— BEGIN Records provided —

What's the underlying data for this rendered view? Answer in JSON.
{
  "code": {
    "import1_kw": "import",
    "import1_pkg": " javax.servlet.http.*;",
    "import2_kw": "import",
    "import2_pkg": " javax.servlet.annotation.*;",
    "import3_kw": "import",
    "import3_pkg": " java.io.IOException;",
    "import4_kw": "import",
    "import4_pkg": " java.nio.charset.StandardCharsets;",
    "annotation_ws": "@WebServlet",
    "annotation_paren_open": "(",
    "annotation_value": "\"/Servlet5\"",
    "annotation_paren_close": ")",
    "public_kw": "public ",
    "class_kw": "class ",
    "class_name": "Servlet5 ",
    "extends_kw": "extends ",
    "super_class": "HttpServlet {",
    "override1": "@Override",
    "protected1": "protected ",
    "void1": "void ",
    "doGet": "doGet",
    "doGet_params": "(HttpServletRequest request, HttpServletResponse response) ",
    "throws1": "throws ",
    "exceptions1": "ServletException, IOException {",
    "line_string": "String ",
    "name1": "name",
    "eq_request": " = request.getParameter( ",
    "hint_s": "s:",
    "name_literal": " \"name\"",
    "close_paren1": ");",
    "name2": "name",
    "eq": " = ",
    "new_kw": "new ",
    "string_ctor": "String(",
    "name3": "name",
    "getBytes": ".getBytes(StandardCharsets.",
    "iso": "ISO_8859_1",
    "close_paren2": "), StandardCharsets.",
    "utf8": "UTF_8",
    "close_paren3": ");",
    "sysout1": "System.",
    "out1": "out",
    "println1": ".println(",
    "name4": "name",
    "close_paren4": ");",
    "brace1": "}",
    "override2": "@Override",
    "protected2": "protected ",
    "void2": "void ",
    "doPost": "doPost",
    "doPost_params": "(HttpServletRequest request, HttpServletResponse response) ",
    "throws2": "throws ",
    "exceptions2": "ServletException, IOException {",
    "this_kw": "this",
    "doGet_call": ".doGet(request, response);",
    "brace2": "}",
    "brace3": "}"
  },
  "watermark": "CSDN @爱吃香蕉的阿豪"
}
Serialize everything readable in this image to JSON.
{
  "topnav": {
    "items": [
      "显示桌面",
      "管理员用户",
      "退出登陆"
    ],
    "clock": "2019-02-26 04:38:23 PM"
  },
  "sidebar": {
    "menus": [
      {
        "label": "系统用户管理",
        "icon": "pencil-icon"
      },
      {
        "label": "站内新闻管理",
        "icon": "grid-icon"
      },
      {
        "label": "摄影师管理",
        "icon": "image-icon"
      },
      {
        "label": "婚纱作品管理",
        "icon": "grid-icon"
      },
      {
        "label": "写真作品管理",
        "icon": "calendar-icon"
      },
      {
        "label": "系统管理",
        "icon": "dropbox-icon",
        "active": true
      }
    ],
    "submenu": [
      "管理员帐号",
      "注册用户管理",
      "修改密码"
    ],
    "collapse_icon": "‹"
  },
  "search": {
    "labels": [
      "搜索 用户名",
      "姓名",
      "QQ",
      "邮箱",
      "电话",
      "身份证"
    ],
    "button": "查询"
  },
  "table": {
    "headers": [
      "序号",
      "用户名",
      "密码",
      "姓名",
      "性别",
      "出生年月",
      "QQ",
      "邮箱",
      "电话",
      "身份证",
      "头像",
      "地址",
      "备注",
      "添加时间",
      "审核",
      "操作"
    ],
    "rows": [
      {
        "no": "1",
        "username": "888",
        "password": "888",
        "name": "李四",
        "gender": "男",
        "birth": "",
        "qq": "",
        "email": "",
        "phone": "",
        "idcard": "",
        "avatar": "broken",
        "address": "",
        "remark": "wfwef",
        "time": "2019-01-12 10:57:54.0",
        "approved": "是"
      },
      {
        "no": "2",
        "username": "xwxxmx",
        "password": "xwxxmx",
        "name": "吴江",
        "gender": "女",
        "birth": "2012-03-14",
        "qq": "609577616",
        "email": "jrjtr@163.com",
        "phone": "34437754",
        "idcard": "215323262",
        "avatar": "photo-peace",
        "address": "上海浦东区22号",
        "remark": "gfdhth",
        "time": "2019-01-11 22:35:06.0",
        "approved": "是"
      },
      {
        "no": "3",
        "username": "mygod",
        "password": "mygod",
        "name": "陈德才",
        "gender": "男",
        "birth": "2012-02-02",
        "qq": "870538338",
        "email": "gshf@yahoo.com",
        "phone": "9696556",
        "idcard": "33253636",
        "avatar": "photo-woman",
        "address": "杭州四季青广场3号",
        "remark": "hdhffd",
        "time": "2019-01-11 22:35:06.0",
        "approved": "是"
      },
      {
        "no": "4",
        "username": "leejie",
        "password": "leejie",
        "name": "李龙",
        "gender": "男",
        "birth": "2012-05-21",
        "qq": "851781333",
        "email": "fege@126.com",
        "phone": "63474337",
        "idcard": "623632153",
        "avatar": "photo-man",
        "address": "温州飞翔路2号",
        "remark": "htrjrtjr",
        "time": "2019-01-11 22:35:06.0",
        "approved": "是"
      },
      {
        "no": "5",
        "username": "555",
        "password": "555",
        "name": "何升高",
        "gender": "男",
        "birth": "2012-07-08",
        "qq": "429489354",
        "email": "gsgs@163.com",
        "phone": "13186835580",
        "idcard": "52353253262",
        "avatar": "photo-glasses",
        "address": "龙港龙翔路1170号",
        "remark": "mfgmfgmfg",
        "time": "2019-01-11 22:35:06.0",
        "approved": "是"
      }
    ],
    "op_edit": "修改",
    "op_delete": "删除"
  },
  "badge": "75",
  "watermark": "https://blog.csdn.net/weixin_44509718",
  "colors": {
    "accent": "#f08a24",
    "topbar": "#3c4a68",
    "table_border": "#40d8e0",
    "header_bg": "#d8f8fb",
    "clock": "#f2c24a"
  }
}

— END Records provided —
— BEGIN Records provided —

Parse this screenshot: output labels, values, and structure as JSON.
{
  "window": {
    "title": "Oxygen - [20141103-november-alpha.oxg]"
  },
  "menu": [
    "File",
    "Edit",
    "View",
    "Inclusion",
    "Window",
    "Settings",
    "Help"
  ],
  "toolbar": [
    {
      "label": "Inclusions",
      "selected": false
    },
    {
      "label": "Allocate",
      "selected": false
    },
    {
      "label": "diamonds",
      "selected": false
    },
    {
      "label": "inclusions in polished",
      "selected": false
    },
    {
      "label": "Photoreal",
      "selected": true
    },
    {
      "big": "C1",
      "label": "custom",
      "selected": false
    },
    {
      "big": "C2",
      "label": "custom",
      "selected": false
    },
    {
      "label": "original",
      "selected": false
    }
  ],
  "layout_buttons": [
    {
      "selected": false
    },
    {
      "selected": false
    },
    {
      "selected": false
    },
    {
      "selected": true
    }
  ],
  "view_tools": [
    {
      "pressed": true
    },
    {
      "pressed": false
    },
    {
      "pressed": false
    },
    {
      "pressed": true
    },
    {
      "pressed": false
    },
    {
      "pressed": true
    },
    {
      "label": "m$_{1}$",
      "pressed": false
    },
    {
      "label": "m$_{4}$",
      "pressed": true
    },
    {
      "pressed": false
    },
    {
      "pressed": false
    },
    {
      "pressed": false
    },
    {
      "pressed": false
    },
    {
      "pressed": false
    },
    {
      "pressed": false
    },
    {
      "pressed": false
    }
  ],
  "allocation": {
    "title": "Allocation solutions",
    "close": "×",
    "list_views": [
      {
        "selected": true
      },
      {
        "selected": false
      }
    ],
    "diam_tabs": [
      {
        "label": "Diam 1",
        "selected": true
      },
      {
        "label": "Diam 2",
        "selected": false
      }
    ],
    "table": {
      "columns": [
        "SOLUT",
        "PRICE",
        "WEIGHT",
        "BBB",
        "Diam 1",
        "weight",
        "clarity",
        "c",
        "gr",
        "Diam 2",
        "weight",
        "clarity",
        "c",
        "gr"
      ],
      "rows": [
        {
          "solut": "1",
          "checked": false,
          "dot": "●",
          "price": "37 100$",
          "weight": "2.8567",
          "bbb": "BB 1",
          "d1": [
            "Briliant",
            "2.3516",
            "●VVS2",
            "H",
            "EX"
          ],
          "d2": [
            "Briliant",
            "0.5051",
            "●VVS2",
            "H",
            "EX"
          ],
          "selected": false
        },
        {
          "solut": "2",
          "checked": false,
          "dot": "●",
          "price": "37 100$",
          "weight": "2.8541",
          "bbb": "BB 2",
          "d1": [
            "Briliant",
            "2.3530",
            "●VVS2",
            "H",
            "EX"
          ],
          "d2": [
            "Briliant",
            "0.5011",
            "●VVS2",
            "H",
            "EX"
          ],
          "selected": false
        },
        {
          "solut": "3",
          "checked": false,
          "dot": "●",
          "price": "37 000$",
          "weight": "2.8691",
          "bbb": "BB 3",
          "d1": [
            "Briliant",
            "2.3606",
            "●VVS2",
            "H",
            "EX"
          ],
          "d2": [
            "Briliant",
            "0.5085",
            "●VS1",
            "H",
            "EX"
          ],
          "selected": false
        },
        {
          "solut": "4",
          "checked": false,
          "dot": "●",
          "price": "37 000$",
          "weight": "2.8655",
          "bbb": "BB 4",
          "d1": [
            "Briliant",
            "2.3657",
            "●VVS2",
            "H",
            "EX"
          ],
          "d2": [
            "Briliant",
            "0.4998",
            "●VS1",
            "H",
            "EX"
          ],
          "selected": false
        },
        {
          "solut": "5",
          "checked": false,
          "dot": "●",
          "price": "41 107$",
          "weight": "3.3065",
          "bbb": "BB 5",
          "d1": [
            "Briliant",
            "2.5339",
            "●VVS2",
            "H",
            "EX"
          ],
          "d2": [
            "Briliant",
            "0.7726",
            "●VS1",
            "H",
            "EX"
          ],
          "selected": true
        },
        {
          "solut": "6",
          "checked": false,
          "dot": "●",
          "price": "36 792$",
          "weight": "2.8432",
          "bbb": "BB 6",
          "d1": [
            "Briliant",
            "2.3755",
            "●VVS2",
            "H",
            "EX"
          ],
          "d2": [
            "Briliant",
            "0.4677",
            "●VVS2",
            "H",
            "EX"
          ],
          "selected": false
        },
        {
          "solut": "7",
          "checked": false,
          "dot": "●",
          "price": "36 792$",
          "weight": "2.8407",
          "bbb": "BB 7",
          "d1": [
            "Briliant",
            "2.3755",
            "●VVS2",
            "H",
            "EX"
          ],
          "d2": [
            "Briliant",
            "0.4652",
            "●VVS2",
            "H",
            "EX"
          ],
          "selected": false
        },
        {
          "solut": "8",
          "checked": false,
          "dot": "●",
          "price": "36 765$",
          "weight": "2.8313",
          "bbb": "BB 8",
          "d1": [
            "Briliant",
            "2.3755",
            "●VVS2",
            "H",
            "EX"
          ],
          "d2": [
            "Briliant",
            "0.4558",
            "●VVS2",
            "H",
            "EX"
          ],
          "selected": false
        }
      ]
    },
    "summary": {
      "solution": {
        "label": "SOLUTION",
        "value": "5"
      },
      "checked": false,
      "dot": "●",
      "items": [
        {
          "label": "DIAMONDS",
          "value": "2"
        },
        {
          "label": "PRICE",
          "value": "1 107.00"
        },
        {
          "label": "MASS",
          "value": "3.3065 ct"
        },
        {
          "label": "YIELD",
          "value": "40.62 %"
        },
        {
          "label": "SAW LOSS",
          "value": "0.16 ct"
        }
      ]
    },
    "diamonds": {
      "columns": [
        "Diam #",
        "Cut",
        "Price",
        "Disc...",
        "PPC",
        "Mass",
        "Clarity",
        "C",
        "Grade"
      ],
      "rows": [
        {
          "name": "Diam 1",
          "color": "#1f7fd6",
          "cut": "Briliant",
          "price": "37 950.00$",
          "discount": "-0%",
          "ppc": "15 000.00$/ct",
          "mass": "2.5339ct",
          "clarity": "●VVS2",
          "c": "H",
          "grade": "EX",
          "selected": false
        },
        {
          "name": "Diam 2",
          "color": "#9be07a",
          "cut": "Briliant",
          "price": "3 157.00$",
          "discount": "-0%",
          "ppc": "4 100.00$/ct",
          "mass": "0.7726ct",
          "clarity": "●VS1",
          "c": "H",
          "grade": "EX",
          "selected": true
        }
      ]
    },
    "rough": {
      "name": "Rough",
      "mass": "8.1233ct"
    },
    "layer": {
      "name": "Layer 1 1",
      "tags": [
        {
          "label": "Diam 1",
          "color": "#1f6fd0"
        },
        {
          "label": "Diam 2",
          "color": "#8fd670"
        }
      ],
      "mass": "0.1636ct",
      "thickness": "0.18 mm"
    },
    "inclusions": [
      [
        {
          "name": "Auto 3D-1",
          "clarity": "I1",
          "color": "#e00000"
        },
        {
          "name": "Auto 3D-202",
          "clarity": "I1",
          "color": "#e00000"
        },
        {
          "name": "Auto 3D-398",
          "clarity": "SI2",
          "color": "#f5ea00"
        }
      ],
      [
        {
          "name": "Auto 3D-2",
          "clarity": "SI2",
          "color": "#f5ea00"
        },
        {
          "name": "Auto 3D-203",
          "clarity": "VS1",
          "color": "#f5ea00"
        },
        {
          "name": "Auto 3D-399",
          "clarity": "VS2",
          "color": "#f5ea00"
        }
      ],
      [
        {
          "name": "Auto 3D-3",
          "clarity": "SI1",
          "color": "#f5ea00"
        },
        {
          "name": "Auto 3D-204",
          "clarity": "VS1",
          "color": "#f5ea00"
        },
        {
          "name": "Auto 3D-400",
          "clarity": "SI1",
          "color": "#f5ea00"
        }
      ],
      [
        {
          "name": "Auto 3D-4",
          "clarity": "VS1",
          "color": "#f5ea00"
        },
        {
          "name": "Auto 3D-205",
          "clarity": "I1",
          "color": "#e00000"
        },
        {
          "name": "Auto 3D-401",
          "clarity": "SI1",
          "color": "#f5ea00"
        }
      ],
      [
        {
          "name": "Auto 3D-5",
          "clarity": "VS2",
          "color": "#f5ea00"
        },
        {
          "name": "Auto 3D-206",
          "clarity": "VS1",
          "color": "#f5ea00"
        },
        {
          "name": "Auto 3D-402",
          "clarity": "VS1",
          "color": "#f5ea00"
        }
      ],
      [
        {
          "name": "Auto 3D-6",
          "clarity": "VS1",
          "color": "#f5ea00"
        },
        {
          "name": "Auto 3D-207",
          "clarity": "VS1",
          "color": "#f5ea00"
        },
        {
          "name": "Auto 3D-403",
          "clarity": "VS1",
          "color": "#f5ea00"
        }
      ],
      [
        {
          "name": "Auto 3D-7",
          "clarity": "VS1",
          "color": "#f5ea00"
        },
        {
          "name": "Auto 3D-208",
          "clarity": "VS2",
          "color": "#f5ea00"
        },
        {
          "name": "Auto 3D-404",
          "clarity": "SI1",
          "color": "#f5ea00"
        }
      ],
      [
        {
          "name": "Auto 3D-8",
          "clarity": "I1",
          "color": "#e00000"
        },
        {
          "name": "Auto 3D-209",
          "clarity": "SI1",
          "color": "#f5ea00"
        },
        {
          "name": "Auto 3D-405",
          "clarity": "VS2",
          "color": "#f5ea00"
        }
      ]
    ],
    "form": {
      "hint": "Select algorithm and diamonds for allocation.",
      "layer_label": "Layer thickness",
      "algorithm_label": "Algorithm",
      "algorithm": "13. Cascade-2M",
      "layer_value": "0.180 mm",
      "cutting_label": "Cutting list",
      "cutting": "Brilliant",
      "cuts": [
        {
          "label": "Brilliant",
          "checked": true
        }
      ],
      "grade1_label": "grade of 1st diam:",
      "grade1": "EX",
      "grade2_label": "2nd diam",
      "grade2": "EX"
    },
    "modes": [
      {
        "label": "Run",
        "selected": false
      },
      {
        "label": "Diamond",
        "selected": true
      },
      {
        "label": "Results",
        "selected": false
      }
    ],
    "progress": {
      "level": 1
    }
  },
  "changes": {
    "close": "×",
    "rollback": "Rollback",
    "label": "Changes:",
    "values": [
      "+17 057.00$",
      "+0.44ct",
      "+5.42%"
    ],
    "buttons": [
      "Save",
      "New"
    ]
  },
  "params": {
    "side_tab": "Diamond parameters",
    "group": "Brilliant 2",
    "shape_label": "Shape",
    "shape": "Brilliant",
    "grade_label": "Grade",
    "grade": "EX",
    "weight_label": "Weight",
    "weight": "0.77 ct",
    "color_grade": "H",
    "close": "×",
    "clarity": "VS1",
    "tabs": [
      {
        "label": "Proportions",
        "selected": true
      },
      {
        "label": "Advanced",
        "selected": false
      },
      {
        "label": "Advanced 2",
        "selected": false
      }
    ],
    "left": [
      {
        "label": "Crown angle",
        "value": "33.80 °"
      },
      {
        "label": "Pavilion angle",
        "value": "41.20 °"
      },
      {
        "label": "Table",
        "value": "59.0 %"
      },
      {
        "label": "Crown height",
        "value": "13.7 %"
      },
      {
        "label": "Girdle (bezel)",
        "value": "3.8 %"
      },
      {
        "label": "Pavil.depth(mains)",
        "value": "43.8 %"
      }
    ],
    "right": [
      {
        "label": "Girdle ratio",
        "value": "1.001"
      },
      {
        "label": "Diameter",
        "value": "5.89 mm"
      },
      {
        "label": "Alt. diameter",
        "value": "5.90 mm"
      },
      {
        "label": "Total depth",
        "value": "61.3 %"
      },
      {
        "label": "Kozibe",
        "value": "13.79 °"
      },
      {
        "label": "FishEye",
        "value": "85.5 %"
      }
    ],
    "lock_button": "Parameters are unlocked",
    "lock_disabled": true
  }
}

— END Records provided —

* Problem statement *
Select every line above that contains the word "Brilliant", and copy it.

* Worked solution *
      "cutting": "Brilliant",
          "label": "Brilliant",
    "group": "Brilliant 2",
    "shape": "Brilliant",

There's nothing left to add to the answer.